-- start of SUPPLIED INFORMATION --
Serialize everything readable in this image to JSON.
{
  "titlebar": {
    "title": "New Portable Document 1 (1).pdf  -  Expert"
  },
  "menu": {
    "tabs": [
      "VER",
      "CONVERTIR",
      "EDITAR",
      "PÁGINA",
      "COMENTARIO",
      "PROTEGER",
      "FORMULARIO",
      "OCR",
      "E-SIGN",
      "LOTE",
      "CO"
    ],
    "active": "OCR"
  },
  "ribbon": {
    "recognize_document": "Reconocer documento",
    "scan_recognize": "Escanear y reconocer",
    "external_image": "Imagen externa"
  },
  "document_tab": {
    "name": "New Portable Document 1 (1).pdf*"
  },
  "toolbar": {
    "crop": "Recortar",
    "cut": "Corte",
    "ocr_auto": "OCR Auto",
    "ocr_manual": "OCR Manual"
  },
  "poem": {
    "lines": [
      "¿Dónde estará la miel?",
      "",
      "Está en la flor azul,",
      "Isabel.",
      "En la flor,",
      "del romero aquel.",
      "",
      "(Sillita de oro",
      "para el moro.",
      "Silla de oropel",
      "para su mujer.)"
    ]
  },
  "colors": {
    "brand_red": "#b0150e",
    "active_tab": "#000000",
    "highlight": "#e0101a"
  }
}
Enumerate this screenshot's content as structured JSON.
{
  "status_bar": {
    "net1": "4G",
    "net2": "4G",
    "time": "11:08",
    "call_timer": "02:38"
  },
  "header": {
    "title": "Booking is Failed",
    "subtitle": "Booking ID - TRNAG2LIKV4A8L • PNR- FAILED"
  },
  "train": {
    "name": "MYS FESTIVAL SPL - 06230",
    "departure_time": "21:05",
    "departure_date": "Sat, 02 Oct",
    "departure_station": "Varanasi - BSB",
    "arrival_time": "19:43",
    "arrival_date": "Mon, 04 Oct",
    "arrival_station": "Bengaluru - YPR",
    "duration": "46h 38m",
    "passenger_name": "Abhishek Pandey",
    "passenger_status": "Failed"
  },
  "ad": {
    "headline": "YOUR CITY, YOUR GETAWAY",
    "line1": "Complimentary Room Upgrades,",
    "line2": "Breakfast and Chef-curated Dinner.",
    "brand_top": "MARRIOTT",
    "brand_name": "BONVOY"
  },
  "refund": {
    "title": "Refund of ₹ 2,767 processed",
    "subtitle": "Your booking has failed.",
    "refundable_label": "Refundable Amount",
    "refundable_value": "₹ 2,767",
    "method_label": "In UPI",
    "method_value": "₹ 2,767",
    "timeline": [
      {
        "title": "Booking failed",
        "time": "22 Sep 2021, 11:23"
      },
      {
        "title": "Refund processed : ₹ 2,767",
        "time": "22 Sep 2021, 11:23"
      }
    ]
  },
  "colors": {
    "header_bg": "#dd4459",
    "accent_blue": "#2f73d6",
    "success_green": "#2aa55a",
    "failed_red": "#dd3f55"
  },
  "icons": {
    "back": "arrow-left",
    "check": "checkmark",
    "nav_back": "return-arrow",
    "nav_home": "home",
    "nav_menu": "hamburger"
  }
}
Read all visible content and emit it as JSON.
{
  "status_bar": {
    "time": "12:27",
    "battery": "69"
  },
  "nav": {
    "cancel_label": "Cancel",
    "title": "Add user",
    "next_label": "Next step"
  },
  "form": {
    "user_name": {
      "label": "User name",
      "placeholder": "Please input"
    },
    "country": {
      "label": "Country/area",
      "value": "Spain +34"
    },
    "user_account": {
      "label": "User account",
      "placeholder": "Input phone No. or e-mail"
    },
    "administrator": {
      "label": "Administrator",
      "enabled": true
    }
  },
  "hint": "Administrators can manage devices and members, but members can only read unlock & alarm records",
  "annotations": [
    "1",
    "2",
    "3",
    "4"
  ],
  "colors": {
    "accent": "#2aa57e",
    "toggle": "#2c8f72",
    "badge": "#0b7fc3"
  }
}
-- end of SUPPLIED INFORMATION --
▶ TASK TO COMPLETE: Set down all of the records shown above once more, exactly.

▶ WRITTEN ANSWER:
Serialize everything readable in this image to JSON.
{
  "titlebar": {
    "title": "New Portable Document 1 (1).pdf  -  Expert"
  },
  "menu": {
    "tabs": [
      "VER",
      "CONVERTIR",
      "EDITAR",
      "PÁGINA",
      "COMENTARIO",
      "PROTEGER",
      "FORMULARIO",
      "OCR",
      "E-SIGN",
      "LOTE",
      "CO"
    ],
    "active": "OCR"
  },
  "ribbon": {
    "recognize_document": "Reconocer documento",
    "scan_recognize": "Escanear y reconocer",
    "external_image": "Imagen externa"
  },
  "document_tab": {
    "name": "New Portable Document 1 (1).pdf*"
  },
  "toolbar": {
    "crop": "Recortar",
    "cut": "Corte",
    "ocr_auto": "OCR Auto",
    "ocr_manual": "OCR Manual"
  },
  "poem": {
    "lines": [
      "¿Dónde estará la miel?",
      "",
      "Está en la flor azul,",
      "Isabel.",
      "En la flor,",
      "del romero aquel.",
      "",
      "(Sillita de oro",
      "para el moro.",
      "Silla de oropel",
      "para su mujer.)"
    ]
  },
  "colors": {
    "brand_red": "#b0150e",
    "active_tab": "#000000",
    "highlight": "#e0101a"
  }
}
Enumerate this screenshot's content as structured JSON.
{
  "status_bar": {
    "net1": "4G",
    "net2": "4G",
    "time": "11:08",
    "call_timer": "02:38"
  },
  "header": {
    "title": "Booking is Failed",
    "subtitle": "Booking ID - TRNAG2LIKV4A8L • PNR- FAILED"
  },
  "train": {
    "name": "MYS FESTIVAL SPL - 06230",
    "departure_time": "21:05",
    "departure_date": "Sat, 02 Oct",
    "departure_station": "Varanasi - BSB",
    "arrival_time": "19:43",
    "arrival_date": "Mon, 04 Oct",
    "arrival_station": "Bengaluru - YPR",
    "duration": "46h 38m",
    "passenger_name": "Abhishek Pandey",
    "passenger_status": "Failed"
  },
  "ad": {
    "headline": "YOUR CITY, YOUR GETAWAY",
    "line1": "Complimentary Room Upgrades,",
    "line2": "Breakfast and Chef-curated Dinner.",
    "brand_top": "MARRIOTT",
    "brand_name": "BONVOY"
  },
  "refund": {
    "title": "Refund of ₹ 2,767 processed",
    "subtitle": "Your booking has failed.",
    "refundable_label": "Refundable Amount",
    "refundable_value": "₹ 2,767",
    "method_label": "In UPI",
    "method_value": "₹ 2,767",
    "timeline": [
      {
        "title": "Booking failed",
        "time": "22 Sep 2021, 11:23"
      },
      {
        "title": "Refund processed : ₹ 2,767",
        "time": "22 Sep 2021, 11:23"
      }
    ]
  },
  "colors": {
    "header_bg": "#dd4459",
    "accent_blue": "#2f73d6",
    "success_green": "#2aa55a",
    "failed_red": "#dd3f55"
  },
  "icons": {
    "back": "arrow-left",
    "check": "checkmark",
    "nav_back": "return-arrow",
    "nav_home": "home",
    "nav_menu": "hamburger"
  }
}
Read all visible content and emit it as JSON.
{
  "status_bar": {
    "time": "12:27",
    "battery": "69"
  },
  "nav": {
    "cancel_label": "Cancel",
    "title": "Add user",
    "next_label": "Next step"
  },
  "form": {
    "user_name": {
      "label": "User name",
      "placeholder": "Please input"
    },
    "country": {
      "label": "Country/area",
      "value": "Spain +34"
    },
    "user_account": {
      "label": "User account",
      "placeholder": "Input phone No. or e-mail"
    },
    "administrator": {
      "label": "Administrator",
      "enabled": true
    }
  },
  "hint": "Administrators can manage devices and members, but members can only read unlock & alarm records",
  "annotations": [
    "1",
    "2",
    "3",
    "4"
  ],
  "colors": {
    "accent": "#2aa57e",
    "toggle": "#2c8f72",
    "badge": "#0b7fc3"
  }
}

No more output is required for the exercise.